- TASK STATEMENT -
Could every line of the data be printed exactly as it reads?

Dataset rows about figures

_ _ _ _ _ _ _

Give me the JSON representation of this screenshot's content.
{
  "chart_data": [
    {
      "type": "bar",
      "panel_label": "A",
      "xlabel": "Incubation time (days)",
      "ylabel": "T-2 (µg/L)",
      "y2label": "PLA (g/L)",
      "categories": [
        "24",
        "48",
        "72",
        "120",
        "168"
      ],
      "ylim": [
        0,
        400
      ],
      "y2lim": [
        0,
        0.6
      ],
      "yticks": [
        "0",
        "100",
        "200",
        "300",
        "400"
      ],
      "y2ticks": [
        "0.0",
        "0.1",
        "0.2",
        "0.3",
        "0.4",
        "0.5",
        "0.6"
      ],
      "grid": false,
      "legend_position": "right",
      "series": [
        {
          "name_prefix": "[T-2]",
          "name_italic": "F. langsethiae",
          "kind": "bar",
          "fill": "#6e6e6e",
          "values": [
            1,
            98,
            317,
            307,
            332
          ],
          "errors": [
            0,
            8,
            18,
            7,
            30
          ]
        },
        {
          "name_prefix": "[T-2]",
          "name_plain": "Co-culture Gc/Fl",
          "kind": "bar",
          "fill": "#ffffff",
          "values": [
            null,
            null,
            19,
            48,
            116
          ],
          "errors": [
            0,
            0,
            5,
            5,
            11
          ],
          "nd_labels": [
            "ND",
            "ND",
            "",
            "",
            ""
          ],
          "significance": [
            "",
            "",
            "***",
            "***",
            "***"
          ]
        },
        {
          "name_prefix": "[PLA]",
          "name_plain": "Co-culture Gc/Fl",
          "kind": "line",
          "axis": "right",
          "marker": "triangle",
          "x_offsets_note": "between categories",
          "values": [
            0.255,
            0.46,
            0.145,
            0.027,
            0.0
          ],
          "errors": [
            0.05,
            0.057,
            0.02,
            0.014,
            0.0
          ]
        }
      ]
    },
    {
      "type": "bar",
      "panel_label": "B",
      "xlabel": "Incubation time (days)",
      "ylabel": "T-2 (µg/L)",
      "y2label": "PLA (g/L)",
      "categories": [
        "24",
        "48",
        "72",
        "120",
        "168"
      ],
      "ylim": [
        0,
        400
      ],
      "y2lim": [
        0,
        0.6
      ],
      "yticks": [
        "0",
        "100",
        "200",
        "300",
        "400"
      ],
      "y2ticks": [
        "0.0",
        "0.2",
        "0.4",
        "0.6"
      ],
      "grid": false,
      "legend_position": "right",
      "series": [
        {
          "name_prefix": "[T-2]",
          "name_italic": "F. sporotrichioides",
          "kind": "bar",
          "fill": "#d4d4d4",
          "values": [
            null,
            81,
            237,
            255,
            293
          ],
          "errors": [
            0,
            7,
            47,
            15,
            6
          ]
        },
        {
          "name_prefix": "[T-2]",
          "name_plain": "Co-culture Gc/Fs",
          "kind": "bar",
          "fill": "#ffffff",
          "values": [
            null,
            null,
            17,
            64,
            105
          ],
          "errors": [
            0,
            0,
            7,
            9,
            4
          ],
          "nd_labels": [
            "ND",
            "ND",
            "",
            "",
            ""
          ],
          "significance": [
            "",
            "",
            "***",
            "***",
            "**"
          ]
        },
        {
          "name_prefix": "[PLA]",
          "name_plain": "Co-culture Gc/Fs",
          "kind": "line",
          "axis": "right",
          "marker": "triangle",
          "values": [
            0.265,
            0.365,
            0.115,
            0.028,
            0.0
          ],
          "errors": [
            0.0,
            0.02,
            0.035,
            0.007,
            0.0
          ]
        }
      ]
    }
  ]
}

_ _ _ _ _ _ _

- SOLUTION FOR THIS EXERCISE -
Give me the JSON representation of this screenshot's content.
{
  "chart_data": [
    {
      "type": "bar",
      "panel_label": "A",
      "xlabel": "Incubation time (days)",
      "ylabel": "T-2 (µg/L)",
      "y2label": "PLA (g/L)",
      "categories": [
        "24",
        "48",
        "72",
        "120",
        "168"
      ],
      "ylim": [
        0,
        400
      ],
      "y2lim": [
        0,
        0.6
      ],
      "yticks": [
        "0",
        "100",
        "200",
        "300",
        "400"
      ],
      "y2ticks": [
        "0.0",
        "0.1",
        "0.2",
        "0.3",
        "0.4",
        "0.5",
        "0.6"
      ],
      "grid": false,
      "legend_position": "right",
      "series": [
        {
          "name_prefix": "[T-2]",
          "name_italic": "F. langsethiae",
          "kind": "bar",
          "fill": "#6e6e6e",
          "values": [
            1,
            98,
            317,
            307,
            332
          ],
          "errors": [
            0,
            8,
            18,
            7,
            30
          ]
        },
        {
          "name_prefix": "[T-2]",
          "name_plain": "Co-culture Gc/Fl",
          "kind": "bar",
          "fill": "#ffffff",
          "values": [
            null,
            null,
            19,
            48,
            116
          ],
          "errors": [
            0,
            0,
            5,
            5,
            11
          ],
          "nd_labels": [
            "ND",
            "ND",
            "",
            "",
            ""
          ],
          "significance": [
            "",
            "",
            "***",
            "***",
            "***"
          ]
        },
        {
          "name_prefix": "[PLA]",
          "name_plain": "Co-culture Gc/Fl",
          "kind": "line",
          "axis": "right",
          "marker": "triangle",
          "x_offsets_note": "between categories",
          "values": [
            0.255,
            0.46,
            0.145,
            0.027,
            0.0
          ],
          "errors": [
            0.05,
            0.057,
            0.02,
            0.014,
            0.0
          ]
        }
      ]
    },
    {
      "type": "bar",
      "panel_label": "B",
      "xlabel": "Incubation time (days)",
      "ylabel": "T-2 (µg/L)",
      "y2label": "PLA (g/L)",
      "categories": [
        "24",
        "48",
        "72",
        "120",
        "168"
      ],
      "ylim": [
        0,
        400
      ],
      "y2lim": [
        0,
        0.6
      ],
      "yticks": [
        "0",
        "100",
        "200",
        "300",
        "400"
      ],
      "y2ticks": [
        "0.0",
        "0.2",
        "0.4",
        "0.6"
      ],
      "grid": false,
      "legend_position": "right",
      "series": [
        {
          "name_prefix": "[T-2]",
          "name_italic": "F. sporotrichioides",
          "kind": "bar",
          "fill": "#d4d4d4",
          "values": [
            null,
            81,
            237,
            255,
            293
          ],
          "errors": [
            0,
            7,
            47,
            15,
            6
          ]
        },
        {
          "name_prefix": "[T-2]",
          "name_plain": "Co-culture Gc/Fs",
          "kind": "bar",
          "fill": "#ffffff",
          "values": [
            null,
            null,
            17,
            64,
            105
          ],
          "errors": [
            0,
            0,
            7,
            9,
            4
          ],
          "nd_labels": [
            "ND",
            "ND",
            "",
            "",
            ""
          ],
          "significance": [
            "",
            "",
            "***",
            "***",
            "**"
          ]
        },
        {
          "name_prefix": "[PLA]",
          "name_plain": "Co-culture Gc/Fs",
          "kind": "line",
          "axis": "right",
          "marker": "triangle",
          "values": [
            0.265,
            0.365,
            0.115,
            0.028,
            0.0
          ],
          "errors": [
            0.0,
            0.02,
            0.035,
            0.007,
            0.0
          ]
        }
      ]
    }
  ]
}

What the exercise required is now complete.